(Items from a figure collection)
****
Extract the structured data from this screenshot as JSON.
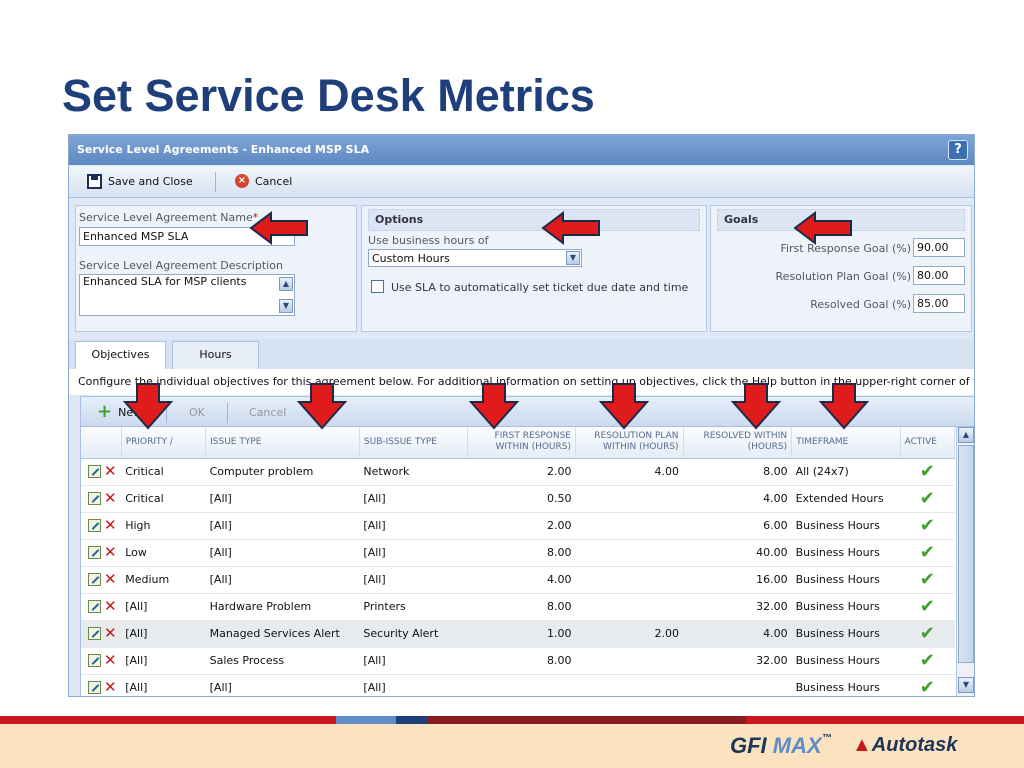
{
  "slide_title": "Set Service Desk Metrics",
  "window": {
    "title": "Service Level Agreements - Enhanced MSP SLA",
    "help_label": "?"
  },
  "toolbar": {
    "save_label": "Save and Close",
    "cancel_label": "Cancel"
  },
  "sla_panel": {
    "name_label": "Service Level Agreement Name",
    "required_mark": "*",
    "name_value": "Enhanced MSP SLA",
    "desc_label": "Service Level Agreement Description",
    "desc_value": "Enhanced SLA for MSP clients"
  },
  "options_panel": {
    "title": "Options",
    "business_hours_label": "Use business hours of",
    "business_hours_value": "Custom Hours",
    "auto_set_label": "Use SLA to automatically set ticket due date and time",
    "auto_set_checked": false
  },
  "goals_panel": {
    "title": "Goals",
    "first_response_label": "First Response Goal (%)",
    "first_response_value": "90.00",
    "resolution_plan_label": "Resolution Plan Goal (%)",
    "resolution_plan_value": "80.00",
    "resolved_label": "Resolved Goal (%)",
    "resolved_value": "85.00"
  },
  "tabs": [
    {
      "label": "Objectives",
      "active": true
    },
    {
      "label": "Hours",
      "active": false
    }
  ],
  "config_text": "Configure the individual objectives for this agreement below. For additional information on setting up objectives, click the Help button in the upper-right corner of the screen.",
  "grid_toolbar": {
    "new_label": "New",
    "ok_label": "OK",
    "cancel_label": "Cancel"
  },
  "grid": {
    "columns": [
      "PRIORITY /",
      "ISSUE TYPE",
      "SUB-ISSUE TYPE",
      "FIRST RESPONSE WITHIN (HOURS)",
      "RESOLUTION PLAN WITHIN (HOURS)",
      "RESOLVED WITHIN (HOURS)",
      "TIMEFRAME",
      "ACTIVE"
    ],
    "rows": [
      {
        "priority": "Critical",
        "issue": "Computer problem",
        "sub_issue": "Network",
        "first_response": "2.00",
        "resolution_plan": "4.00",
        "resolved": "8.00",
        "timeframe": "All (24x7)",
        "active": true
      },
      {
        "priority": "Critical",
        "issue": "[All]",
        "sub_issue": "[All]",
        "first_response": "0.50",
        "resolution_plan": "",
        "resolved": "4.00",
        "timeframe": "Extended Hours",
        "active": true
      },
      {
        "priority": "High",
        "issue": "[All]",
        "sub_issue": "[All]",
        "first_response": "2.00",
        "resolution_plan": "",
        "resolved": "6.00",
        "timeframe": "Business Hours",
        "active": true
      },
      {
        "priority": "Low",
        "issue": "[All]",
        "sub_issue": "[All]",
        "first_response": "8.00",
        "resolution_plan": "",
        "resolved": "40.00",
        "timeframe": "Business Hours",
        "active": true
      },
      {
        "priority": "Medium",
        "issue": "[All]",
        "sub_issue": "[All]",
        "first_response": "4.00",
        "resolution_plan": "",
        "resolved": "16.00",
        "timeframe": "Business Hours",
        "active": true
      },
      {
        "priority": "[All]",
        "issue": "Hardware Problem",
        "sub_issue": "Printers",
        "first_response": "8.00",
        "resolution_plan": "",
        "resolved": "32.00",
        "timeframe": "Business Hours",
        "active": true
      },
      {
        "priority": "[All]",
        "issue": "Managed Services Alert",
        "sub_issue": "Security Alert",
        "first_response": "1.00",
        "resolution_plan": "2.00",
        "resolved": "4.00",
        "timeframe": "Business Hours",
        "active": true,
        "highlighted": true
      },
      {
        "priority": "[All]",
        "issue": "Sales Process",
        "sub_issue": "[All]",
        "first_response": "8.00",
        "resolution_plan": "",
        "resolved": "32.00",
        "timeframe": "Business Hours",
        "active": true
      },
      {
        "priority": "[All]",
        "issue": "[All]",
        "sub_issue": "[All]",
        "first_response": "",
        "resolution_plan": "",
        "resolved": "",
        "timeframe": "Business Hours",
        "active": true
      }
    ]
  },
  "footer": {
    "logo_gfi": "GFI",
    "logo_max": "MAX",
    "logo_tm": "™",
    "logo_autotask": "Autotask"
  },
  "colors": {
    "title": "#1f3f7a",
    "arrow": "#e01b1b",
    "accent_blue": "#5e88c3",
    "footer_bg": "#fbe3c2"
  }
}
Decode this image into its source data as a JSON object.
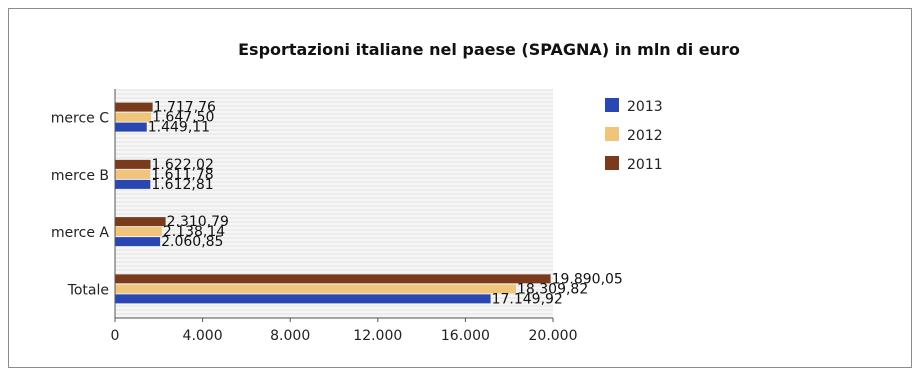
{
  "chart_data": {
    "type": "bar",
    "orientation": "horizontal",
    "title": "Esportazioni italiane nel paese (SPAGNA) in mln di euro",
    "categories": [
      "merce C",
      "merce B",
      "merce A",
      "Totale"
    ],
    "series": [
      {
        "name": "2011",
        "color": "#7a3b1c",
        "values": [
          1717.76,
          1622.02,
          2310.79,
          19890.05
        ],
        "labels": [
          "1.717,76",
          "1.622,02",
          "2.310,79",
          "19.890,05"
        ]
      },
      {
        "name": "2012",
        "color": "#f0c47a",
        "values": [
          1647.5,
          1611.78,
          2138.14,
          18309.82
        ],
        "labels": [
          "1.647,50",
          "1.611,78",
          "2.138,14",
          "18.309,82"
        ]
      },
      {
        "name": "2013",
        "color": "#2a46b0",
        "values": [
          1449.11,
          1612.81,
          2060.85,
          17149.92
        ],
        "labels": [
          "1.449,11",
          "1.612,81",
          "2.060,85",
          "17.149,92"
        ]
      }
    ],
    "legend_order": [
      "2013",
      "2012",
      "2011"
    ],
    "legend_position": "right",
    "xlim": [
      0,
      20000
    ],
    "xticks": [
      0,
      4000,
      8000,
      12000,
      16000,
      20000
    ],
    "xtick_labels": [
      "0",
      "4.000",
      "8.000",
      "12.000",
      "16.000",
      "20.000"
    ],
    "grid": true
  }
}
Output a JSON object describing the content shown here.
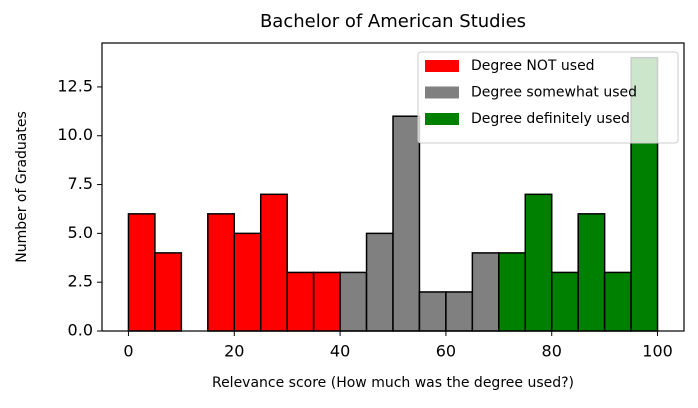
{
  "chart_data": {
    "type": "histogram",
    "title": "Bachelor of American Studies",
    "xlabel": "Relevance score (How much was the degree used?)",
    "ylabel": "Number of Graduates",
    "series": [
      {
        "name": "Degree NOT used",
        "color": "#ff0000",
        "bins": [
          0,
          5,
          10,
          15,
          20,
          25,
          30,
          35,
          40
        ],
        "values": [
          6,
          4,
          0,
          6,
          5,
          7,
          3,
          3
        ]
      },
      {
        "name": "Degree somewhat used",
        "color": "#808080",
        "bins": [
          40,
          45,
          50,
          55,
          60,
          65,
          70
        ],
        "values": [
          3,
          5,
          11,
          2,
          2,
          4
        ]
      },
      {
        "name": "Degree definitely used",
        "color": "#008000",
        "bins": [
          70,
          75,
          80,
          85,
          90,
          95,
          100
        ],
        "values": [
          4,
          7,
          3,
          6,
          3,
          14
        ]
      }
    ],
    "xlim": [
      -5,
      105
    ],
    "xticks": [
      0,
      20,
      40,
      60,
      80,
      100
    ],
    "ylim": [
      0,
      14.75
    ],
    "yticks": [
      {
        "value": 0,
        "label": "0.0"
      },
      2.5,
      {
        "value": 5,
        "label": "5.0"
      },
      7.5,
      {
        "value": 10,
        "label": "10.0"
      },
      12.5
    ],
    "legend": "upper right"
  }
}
****
### WHAT YOU NEED TO DO:
Exclude the images, then output the data above word for word.

### OUTPUT OF THE EXERCISE:
Extract the structured data from this screenshot as JSON.
{
  "slide_title": "Set Service Desk Metrics",
  "window": {
    "title": "Service Level Agreements - Enhanced MSP SLA",
    "help_label": "?"
  },
  "toolbar": {
    "save_label": "Save and Close",
    "cancel_label": "Cancel"
  },
  "sla_panel": {
    "name_label": "Service Level Agreement Name",
    "required_mark": "*",
    "name_value": "Enhanced MSP SLA",
    "desc_label": "Service Level Agreement Description",
    "desc_value": "Enhanced SLA for MSP clients"
  },
  "options_panel": {
    "title": "Options",
    "business_hours_label": "Use business hours of",
    "business_hours_value": "Custom Hours",
    "auto_set_label": "Use SLA to automatically set ticket due date and time",
    "auto_set_checked": false
  },
  "goals_panel": {
    "title": "Goals",
    "first_response_label": "First Response Goal (%)",
    "first_response_value": "90.00",
    "resolution_plan_label": "Resolution Plan Goal (%)",
    "resolution_plan_value": "80.00",
    "resolved_label": "Resolved Goal (%)",
    "resolved_value": "85.00"
  },
  "tabs": [
    {
      "label": "Objectives",
      "active": true
    },
    {
      "label": "Hours",
      "active": false
    }
  ],
  "config_text": "Configure the individual objectives for this agreement below. For additional information on setting up objectives, click the Help button in the upper-right corner of the screen.",
  "grid_toolbar": {
    "new_label": "New",
    "ok_label": "OK",
    "cancel_label": "Cancel"
  },
  "grid": {
    "columns": [
      "PRIORITY /",
      "ISSUE TYPE",
      "SUB-ISSUE TYPE",
      "FIRST RESPONSE WITHIN (HOURS)",
      "RESOLUTION PLAN WITHIN (HOURS)",
      "RESOLVED WITHIN (HOURS)",
      "TIMEFRAME",
      "ACTIVE"
    ],
    "rows": [
      {
        "priority": "Critical",
        "issue": "Computer problem",
        "sub_issue": "Network",
        "first_response": "2.00",
        "resolution_plan": "4.00",
        "resolved": "8.00",
        "timeframe": "All (24x7)",
        "active": true
      },
      {
        "priority": "Critical",
        "issue": "[All]",
        "sub_issue": "[All]",
        "first_response": "0.50",
        "resolution_plan": "",
        "resolved": "4.00",
        "timeframe": "Extended Hours",
        "active": true
      },
      {
        "priority": "High",
        "issue": "[All]",
        "sub_issue": "[All]",
        "first_response": "2.00",
        "resolution_plan": "",
        "resolved": "6.00",
        "timeframe": "Business Hours",
        "active": true
      },
      {
        "priority": "Low",
        "issue": "[All]",
        "sub_issue": "[All]",
        "first_response": "8.00",
        "resolution_plan": "",
        "resolved": "40.00",
        "timeframe": "Business Hours",
        "active": true
      },
      {
        "priority": "Medium",
        "issue": "[All]",
        "sub_issue": "[All]",
        "first_response": "4.00",
        "resolution_plan": "",
        "resolved": "16.00",
        "timeframe": "Business Hours",
        "active": true
      },
      {
        "priority": "[All]",
        "issue": "Hardware Problem",
        "sub_issue": "Printers",
        "first_response": "8.00",
        "resolution_plan": "",
        "resolved": "32.00",
        "timeframe": "Business Hours",
        "active": true
      },
      {
        "priority": "[All]",
        "issue": "Managed Services Alert",
        "sub_issue": "Security Alert",
        "first_response": "1.00",
        "resolution_plan": "2.00",
        "resolved": "4.00",
        "timeframe": "Business Hours",
        "active": true,
        "highlighted": true
      },
      {
        "priority": "[All]",
        "issue": "Sales Process",
        "sub_issue": "[All]",
        "first_response": "8.00",
        "resolution_plan": "",
        "resolved": "32.00",
        "timeframe": "Business Hours",
        "active": true
      },
      {
        "priority": "[All]",
        "issue": "[All]",
        "sub_issue": "[All]",
        "first_response": "",
        "resolution_plan": "",
        "resolved": "",
        "timeframe": "Business Hours",
        "active": true
      }
    ]
  },
  "footer": {
    "logo_gfi": "GFI",
    "logo_max": "MAX",
    "logo_tm": "™",
    "logo_autotask": "Autotask"
  },
  "colors": {
    "title": "#1f3f7a",
    "arrow": "#e01b1b",
    "accent_blue": "#5e88c3",
    "footer_bg": "#fbe3c2"
  }
}
Decode this image into its source data as a JSON object.
{
  "chart_data": {
    "type": "bar",
    "orientation": "horizontal",
    "title": "Esportazioni italiane nel paese (SPAGNA) in mln di euro",
    "categories": [
      "merce C",
      "merce B",
      "merce A",
      "Totale"
    ],
    "series": [
      {
        "name": "2011",
        "color": "#7a3b1c",
        "values": [
          1717.76,
          1622.02,
          2310.79,
          19890.05
        ],
        "labels": [
          "1.717,76",
          "1.622,02",
          "2.310,79",
          "19.890,05"
        ]
      },
      {
        "name": "2012",
        "color": "#f0c47a",
        "values": [
          1647.5,
          1611.78,
          2138.14,
          18309.82
        ],
        "labels": [
          "1.647,50",
          "1.611,78",
          "2.138,14",
          "18.309,82"
        ]
      },
      {
        "name": "2013",
        "color": "#2a46b0",
        "values": [
          1449.11,
          1612.81,
          2060.85,
          17149.92
        ],
        "labels": [
          "1.449,11",
          "1.612,81",
          "2.060,85",
          "17.149,92"
        ]
      }
    ],
    "legend_order": [
      "2013",
      "2012",
      "2011"
    ],
    "legend_position": "right",
    "xlim": [
      0,
      20000
    ],
    "xticks": [
      0,
      4000,
      8000,
      12000,
      16000,
      20000
    ],
    "xtick_labels": [
      "0",
      "4.000",
      "8.000",
      "12.000",
      "16.000",
      "20.000"
    ],
    "grid": true
  }
}
Output a JSON object describing the content shown here.
{
  "chart_data": {
    "type": "histogram",
    "title": "Bachelor of American Studies",
    "xlabel": "Relevance score (How much was the degree used?)",
    "ylabel": "Number of Graduates",
    "series": [
      {
        "name": "Degree NOT used",
        "color": "#ff0000",
        "bins": [
          0,
          5,
          10,
          15,
          20,
          25,
          30,
          35,
          40
        ],
        "values": [
          6,
          4,
          0,
          6,
          5,
          7,
          3,
          3
        ]
      },
      {
        "name": "Degree somewhat used",
        "color": "#808080",
        "bins": [
          40,
          45,
          50,
          55,
          60,
          65,
          70
        ],
        "values": [
          3,
          5,
          11,
          2,
          2,
          4
        ]
      },
      {
        "name": "Degree definitely used",
        "color": "#008000",
        "bins": [
          70,
          75,
          80,
          85,
          90,
          95,
          100
        ],
        "values": [
          4,
          7,
          3,
          6,
          3,
          14
        ]
      }
    ],
    "xlim": [
      -5,
      105
    ],
    "xticks": [
      0,
      20,
      40,
      60,
      80,
      100
    ],
    "ylim": [
      0,
      14.75
    ],
    "yticks": [
      {
        "value": 0,
        "label": "0.0"
      },
      2.5,
      {
        "value": 5,
        "label": "5.0"
      },
      7.5,
      {
        "value": 10,
        "label": "10.0"
      },
      12.5
    ],
    "legend": "upper right"
  }
}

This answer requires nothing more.